- _Job_: Work out how many lines hold the string "weaknesses". Give that number and nothing more.

Collection entries
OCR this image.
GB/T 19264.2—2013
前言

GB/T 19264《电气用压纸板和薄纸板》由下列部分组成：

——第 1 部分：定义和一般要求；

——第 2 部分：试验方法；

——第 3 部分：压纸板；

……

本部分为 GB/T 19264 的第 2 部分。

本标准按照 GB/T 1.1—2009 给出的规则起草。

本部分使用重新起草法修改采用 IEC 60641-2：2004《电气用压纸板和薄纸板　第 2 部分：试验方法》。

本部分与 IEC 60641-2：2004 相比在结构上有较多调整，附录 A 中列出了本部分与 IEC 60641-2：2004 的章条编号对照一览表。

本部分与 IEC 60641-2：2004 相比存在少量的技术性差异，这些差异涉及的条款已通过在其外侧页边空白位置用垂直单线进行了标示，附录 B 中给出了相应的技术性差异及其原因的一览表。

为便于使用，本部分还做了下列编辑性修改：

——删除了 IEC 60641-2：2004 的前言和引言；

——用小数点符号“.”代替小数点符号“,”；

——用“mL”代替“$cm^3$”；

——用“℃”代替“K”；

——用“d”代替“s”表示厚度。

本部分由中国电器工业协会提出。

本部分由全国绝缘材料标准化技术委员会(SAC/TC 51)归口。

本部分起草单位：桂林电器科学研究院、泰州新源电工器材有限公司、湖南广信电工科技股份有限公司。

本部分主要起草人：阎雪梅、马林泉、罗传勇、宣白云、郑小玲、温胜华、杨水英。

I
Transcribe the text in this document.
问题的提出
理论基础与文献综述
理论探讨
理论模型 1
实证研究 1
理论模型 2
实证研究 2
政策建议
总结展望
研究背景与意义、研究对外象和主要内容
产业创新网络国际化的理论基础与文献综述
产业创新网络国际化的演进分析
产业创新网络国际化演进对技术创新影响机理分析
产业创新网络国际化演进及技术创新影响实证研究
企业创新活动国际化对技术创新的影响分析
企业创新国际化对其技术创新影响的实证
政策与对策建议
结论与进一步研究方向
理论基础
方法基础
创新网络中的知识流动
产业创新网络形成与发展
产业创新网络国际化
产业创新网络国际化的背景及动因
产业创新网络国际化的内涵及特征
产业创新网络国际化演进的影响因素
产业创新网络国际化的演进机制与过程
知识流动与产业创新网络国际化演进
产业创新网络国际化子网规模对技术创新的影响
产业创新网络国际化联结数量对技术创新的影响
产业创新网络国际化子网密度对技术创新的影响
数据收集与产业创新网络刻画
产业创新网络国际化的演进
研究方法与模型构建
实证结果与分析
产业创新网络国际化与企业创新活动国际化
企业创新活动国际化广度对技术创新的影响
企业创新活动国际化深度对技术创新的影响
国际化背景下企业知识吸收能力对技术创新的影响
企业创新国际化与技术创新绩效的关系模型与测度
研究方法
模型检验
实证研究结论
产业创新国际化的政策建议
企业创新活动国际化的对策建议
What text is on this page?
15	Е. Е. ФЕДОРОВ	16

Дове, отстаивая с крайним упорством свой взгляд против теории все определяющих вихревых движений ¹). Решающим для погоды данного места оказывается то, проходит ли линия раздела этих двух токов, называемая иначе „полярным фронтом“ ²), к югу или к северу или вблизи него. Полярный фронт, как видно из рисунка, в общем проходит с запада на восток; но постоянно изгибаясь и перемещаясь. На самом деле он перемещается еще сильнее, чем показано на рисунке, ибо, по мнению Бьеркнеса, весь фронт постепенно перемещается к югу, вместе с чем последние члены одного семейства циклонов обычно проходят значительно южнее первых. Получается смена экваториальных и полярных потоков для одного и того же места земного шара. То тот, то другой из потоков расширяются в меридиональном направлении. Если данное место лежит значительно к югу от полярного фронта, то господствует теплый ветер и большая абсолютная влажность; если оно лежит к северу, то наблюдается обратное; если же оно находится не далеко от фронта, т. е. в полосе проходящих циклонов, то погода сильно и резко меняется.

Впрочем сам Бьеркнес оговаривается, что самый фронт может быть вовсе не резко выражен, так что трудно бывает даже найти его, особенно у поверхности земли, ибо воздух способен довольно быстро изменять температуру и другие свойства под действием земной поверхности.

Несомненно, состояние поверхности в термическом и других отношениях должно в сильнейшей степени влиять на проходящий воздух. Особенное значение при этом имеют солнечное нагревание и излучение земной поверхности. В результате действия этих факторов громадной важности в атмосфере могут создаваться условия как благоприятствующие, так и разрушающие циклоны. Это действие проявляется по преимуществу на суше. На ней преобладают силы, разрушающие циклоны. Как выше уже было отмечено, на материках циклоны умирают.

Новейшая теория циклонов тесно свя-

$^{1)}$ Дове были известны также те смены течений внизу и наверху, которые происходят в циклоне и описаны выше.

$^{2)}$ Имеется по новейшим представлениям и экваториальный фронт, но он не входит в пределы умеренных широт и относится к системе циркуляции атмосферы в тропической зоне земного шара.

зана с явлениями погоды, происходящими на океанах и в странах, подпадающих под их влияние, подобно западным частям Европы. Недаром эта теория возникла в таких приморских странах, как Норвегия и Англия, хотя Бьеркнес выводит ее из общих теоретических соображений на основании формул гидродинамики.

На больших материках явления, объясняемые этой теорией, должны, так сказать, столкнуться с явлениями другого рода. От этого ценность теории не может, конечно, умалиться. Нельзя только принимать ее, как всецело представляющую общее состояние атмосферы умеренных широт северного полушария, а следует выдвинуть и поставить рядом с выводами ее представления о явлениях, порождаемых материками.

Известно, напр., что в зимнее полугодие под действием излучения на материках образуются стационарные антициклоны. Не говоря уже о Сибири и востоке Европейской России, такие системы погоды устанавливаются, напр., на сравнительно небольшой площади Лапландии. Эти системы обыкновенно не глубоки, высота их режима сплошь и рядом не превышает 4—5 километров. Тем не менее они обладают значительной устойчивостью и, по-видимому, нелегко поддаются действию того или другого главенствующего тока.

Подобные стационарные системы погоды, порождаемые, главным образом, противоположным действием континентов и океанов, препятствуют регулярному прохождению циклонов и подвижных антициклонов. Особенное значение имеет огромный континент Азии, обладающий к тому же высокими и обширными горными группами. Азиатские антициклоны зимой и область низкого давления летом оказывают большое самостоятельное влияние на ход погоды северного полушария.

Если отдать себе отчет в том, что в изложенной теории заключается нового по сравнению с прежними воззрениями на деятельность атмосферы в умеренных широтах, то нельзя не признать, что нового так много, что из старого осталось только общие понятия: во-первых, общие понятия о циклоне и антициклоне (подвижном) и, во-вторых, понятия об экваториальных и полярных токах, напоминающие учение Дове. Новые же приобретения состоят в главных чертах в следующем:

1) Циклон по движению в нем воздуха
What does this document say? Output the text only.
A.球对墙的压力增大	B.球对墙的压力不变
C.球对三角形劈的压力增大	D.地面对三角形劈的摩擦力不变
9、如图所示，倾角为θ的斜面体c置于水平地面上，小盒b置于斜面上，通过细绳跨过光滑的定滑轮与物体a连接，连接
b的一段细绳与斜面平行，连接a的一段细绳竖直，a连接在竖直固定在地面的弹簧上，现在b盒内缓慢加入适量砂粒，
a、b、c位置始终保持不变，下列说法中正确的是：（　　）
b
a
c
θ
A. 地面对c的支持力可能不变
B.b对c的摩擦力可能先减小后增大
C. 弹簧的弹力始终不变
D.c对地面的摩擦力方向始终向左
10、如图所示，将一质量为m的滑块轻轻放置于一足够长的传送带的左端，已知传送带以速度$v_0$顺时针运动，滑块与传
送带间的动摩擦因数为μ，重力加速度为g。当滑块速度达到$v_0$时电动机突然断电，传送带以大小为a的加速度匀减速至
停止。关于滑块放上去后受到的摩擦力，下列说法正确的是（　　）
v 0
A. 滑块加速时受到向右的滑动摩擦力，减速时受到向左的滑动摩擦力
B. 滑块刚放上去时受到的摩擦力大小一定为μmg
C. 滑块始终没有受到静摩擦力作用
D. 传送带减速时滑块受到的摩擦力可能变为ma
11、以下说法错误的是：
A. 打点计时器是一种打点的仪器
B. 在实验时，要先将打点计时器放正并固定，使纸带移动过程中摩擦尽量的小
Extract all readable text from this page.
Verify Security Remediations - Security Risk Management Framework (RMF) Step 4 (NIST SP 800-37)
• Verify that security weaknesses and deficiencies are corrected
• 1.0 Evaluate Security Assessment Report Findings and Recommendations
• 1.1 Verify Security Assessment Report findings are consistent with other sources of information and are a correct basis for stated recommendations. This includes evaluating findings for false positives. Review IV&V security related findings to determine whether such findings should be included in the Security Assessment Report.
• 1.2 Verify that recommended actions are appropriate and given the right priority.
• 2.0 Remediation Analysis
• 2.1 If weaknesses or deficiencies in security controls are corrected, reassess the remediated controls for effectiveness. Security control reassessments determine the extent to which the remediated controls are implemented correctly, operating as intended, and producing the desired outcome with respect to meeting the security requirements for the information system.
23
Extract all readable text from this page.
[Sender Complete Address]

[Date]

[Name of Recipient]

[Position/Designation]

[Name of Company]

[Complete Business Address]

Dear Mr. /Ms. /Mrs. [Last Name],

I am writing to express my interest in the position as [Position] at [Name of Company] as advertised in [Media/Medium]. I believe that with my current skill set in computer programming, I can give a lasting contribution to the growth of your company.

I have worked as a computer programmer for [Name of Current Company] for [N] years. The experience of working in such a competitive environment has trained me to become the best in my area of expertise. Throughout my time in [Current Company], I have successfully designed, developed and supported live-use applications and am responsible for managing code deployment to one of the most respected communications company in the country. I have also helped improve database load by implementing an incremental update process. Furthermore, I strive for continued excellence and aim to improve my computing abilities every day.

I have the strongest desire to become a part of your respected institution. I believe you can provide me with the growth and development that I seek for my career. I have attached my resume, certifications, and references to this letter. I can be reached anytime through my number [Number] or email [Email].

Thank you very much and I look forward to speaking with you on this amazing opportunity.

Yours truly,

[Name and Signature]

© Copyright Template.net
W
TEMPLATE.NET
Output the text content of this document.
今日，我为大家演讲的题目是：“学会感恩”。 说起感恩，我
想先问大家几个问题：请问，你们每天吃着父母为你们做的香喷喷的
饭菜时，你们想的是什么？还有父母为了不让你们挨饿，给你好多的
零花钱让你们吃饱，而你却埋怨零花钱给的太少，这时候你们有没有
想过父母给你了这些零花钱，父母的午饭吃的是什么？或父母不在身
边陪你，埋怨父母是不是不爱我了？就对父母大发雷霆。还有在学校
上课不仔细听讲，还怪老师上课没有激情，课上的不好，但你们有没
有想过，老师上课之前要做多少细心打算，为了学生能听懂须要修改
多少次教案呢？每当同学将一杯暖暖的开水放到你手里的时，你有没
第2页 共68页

- _Full answer_: 2